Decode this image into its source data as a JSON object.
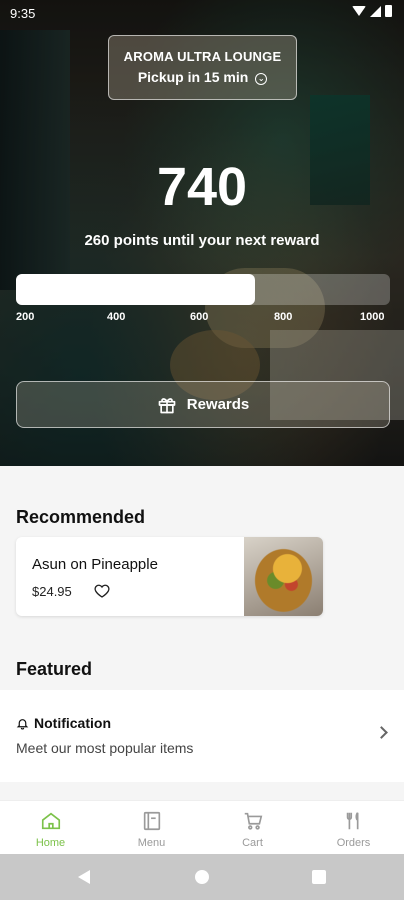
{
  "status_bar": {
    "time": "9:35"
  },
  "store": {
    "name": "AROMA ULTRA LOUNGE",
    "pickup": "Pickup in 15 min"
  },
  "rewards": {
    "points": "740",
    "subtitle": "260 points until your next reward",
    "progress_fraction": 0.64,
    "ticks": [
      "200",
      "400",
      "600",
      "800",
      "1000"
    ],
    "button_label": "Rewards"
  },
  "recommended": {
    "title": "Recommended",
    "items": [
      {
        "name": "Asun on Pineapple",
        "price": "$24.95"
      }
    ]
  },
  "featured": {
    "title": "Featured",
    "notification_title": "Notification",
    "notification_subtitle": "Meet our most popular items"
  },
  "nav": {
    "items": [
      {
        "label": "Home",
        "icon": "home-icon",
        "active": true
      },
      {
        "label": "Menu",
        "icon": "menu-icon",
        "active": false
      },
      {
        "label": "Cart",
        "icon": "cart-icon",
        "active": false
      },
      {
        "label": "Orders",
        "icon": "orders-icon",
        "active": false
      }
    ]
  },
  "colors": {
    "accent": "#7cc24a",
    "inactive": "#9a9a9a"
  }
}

| Instruction |
Pick out all lines containing the string "points".

| Right answer |
    "points": "740",
    "subtitle": "260 points until your next reward",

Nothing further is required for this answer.